JOB
Your reply should be one number: the count of lines holding the word "labels".

━━ LISTING

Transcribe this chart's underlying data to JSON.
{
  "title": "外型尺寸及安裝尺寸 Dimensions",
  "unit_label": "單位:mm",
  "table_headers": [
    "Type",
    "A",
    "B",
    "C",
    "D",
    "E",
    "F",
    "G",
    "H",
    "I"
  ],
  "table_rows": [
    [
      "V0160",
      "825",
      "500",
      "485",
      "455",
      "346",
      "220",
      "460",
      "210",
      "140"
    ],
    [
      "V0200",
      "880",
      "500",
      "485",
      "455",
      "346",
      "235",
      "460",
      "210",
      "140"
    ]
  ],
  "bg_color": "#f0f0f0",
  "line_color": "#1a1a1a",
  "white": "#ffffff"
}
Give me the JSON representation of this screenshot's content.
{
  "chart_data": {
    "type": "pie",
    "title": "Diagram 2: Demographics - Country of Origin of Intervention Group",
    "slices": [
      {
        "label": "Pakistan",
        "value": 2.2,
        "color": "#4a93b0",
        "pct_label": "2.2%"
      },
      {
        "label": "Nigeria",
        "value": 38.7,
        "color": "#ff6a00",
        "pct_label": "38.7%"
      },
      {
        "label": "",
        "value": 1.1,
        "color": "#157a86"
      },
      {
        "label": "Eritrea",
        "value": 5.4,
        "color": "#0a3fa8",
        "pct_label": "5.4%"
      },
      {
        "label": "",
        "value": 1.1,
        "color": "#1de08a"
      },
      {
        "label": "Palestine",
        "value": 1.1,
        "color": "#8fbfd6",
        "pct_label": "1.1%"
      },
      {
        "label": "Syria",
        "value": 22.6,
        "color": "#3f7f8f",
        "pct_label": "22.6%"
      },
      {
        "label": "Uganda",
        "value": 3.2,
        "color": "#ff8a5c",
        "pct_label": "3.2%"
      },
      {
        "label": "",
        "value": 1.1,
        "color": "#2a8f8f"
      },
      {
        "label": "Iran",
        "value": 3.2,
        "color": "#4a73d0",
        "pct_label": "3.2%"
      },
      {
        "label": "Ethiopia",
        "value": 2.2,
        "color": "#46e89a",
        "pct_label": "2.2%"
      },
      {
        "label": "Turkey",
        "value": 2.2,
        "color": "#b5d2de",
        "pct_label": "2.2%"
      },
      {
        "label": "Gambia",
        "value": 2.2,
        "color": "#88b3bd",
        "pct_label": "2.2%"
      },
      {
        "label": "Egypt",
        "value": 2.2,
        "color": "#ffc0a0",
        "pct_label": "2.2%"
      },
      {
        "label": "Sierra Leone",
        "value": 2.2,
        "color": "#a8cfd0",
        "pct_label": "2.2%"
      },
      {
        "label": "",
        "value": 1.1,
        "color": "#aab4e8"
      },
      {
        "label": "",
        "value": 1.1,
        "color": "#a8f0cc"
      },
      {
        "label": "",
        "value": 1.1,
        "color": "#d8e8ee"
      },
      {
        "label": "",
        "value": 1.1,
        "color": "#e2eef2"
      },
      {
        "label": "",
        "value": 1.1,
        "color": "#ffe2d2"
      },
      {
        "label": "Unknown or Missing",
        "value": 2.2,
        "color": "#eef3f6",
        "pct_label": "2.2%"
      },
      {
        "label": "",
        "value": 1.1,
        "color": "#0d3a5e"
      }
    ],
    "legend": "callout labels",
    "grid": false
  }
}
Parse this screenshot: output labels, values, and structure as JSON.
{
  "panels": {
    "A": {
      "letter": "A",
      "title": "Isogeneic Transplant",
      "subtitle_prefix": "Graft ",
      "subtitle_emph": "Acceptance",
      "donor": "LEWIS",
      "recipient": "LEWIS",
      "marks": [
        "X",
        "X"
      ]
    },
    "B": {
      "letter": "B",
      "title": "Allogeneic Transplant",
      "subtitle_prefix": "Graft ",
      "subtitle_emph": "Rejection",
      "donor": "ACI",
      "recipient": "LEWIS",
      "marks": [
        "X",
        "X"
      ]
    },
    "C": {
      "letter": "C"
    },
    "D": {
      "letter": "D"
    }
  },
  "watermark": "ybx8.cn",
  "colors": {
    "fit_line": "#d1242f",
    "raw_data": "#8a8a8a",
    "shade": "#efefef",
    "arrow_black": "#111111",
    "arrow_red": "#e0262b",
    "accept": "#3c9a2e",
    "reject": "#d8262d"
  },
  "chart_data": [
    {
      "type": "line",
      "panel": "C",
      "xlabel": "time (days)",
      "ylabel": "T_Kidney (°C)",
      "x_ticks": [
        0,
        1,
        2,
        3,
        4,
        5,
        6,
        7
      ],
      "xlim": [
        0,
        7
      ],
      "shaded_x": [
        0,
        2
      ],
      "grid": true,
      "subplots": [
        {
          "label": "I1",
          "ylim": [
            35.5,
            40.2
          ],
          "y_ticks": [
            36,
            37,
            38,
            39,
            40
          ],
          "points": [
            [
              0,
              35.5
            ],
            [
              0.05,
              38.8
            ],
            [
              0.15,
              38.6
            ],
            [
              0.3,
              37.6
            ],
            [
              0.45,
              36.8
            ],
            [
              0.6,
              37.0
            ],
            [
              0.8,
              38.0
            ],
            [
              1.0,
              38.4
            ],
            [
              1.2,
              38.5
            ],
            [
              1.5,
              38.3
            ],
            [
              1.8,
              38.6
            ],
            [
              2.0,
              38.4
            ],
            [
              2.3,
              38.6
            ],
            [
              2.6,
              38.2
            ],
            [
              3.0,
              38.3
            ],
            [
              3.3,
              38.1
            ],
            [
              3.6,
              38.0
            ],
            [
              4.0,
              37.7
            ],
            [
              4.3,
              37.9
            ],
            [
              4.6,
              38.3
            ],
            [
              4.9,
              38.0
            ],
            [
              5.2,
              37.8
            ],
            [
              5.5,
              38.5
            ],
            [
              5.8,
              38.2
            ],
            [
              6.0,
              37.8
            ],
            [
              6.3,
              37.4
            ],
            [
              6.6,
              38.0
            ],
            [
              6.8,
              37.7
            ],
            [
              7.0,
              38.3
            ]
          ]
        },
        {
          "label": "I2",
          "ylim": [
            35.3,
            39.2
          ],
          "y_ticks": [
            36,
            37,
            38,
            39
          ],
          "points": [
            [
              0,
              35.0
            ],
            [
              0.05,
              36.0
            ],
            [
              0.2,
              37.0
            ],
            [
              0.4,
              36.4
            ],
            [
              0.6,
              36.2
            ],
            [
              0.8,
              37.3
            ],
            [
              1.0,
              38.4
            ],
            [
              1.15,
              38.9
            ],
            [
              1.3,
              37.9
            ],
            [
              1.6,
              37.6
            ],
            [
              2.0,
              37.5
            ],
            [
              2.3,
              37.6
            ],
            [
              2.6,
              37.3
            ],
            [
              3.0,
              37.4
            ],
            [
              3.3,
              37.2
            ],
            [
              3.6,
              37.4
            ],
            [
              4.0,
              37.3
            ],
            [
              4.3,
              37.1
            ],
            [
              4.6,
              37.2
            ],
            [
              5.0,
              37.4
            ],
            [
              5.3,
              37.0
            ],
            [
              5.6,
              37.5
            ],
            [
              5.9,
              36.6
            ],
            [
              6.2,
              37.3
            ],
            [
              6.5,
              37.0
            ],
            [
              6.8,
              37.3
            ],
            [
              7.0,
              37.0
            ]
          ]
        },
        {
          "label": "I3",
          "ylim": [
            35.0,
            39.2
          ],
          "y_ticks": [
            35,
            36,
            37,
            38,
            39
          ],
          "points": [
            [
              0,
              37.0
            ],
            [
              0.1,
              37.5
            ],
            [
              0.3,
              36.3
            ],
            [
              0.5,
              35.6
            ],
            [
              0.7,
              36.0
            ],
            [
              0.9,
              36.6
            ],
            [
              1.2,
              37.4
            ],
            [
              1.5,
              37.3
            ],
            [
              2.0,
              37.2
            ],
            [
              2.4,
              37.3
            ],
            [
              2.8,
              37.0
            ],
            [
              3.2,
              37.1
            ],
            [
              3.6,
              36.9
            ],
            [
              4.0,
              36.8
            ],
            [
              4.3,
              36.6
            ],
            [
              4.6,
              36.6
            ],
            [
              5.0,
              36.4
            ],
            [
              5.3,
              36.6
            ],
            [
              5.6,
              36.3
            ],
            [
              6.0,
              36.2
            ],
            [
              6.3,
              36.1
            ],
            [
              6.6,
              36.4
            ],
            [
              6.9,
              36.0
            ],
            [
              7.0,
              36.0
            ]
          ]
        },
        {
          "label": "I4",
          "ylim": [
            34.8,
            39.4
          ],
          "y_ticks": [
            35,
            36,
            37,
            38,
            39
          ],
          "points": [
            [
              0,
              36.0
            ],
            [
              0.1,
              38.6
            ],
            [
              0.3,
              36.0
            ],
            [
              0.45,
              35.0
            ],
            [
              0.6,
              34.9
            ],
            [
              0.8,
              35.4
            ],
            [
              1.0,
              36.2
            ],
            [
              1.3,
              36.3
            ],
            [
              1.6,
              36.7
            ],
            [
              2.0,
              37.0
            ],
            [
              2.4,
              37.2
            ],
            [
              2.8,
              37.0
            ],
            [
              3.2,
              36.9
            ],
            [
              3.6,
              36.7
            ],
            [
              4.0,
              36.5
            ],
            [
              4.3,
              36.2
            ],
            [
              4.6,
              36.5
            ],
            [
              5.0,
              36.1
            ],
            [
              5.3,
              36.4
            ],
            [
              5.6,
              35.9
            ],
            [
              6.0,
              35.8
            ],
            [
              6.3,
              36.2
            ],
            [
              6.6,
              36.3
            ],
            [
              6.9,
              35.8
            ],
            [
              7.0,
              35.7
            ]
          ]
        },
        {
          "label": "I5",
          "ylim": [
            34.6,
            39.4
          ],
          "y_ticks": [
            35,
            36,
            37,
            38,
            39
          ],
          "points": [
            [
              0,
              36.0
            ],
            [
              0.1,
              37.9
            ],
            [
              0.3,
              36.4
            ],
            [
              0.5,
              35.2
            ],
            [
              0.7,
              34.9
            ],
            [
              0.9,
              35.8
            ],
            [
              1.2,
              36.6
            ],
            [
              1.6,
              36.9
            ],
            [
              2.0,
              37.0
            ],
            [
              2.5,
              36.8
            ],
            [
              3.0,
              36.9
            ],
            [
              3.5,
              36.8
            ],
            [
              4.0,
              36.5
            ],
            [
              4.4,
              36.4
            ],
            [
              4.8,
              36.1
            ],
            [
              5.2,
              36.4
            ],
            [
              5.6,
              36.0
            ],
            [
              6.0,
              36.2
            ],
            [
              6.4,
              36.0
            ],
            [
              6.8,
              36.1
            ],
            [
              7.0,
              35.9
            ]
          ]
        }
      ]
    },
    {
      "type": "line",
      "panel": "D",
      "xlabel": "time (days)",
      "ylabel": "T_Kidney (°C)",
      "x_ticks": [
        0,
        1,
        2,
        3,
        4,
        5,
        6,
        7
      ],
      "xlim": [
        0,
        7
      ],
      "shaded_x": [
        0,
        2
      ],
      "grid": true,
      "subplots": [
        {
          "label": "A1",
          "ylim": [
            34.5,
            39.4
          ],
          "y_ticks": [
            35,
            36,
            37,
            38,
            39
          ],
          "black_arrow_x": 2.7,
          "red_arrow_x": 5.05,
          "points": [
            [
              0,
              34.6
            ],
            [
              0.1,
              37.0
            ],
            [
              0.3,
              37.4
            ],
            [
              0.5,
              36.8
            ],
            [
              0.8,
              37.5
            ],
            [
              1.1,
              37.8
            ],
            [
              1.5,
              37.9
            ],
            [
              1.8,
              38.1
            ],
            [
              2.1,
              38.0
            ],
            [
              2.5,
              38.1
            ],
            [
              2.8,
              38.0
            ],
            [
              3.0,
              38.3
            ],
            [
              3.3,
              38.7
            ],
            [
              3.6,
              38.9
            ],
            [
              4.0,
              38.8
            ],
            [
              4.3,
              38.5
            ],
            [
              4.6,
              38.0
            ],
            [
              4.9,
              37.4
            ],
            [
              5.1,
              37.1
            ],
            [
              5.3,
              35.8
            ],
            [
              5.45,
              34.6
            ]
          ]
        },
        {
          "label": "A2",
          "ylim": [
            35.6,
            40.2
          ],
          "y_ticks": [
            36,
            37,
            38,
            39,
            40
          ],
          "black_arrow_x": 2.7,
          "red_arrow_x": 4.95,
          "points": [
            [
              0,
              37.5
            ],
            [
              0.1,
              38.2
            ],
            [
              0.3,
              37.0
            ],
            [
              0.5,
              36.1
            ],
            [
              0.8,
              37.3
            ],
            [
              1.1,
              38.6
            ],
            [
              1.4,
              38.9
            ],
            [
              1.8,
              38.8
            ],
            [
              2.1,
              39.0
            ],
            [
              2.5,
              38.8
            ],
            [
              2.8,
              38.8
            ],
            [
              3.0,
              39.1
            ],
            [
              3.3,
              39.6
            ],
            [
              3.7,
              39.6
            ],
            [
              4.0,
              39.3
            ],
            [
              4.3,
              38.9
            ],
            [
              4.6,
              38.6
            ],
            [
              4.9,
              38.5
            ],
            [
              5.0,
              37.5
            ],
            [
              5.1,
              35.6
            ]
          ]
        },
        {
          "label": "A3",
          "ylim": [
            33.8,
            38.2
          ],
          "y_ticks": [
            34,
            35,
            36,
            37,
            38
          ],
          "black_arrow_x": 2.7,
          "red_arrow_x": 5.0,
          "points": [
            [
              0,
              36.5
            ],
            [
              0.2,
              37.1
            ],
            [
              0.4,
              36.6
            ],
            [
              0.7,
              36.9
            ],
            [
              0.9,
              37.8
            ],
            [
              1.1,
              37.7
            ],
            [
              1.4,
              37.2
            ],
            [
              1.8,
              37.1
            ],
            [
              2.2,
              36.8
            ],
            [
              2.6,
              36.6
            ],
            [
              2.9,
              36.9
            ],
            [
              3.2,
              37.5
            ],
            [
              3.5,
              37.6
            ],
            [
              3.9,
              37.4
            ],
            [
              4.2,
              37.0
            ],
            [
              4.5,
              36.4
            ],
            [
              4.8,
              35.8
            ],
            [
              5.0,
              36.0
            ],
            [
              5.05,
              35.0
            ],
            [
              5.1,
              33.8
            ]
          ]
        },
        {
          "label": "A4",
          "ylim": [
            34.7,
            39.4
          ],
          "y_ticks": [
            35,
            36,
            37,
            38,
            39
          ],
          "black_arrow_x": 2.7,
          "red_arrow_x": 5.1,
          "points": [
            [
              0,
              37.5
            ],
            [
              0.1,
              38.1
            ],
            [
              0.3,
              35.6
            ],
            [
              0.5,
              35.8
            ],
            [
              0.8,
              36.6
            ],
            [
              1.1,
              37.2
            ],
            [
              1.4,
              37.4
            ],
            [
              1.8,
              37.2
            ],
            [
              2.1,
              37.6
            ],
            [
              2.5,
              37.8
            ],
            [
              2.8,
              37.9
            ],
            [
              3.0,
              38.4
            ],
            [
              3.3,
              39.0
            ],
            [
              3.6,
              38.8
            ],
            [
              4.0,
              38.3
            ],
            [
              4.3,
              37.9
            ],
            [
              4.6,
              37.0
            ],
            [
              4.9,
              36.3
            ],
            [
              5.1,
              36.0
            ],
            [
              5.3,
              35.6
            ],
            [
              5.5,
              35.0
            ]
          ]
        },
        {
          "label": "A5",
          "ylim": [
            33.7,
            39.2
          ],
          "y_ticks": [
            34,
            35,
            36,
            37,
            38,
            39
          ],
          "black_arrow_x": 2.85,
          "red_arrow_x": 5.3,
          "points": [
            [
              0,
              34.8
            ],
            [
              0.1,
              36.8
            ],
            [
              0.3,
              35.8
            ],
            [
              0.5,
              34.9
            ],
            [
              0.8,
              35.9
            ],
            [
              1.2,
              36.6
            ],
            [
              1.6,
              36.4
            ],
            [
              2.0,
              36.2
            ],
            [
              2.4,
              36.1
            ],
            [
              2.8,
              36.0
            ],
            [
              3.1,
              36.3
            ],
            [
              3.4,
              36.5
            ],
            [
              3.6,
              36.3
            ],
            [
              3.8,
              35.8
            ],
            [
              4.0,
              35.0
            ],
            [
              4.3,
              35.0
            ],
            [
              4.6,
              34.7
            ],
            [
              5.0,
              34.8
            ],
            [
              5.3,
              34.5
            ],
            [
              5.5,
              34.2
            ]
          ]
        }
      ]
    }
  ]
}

━━━━

OUTPUT FOR THIS TASK
2